WHAT YOU WILL DO:
In the entries, find all lines that hold the word "text" and copy them.

MATERIAL FOR THIS EXERCISE:
● ● ● ●
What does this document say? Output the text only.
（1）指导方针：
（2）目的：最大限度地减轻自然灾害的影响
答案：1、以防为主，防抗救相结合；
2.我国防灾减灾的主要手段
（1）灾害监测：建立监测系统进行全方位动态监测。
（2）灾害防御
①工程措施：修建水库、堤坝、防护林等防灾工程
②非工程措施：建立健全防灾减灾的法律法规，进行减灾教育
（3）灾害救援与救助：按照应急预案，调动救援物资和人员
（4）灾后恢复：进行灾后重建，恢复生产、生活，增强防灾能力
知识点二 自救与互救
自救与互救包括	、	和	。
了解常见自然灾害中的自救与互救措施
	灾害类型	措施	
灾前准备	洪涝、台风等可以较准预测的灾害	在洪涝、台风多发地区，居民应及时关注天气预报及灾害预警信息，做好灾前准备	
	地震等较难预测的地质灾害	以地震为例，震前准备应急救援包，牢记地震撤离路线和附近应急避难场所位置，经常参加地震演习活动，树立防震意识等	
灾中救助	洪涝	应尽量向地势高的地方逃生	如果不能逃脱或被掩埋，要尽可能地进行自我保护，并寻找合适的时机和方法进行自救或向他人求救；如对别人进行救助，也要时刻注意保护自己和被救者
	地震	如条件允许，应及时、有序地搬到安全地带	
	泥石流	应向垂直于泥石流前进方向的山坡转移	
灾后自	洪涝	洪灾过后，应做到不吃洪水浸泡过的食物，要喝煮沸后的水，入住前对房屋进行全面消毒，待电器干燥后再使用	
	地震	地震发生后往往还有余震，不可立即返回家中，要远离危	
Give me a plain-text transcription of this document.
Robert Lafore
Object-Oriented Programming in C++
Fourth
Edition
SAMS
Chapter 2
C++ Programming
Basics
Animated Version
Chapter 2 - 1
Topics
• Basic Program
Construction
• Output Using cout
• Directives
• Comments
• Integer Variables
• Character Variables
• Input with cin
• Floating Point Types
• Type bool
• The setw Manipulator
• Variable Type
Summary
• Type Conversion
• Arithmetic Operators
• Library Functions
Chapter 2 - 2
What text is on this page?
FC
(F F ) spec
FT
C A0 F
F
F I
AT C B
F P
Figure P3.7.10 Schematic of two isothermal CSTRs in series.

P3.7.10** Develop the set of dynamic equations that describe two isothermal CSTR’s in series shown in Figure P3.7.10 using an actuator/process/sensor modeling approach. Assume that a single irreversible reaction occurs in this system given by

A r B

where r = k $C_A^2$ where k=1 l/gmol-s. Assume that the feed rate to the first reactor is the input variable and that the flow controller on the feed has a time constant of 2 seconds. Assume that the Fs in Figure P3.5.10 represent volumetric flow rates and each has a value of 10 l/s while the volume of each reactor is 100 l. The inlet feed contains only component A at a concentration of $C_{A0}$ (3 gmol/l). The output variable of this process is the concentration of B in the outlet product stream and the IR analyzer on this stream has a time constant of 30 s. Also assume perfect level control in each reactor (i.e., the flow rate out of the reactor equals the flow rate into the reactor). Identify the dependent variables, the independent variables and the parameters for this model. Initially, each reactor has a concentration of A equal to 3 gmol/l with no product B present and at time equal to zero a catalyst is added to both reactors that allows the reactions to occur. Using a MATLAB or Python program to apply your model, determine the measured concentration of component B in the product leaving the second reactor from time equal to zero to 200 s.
● ● ● ●
RESPONSE TO THE TASK:
What does this document say? Output the text only.
Give me a plain-text transcription of this document.
What text is on this page?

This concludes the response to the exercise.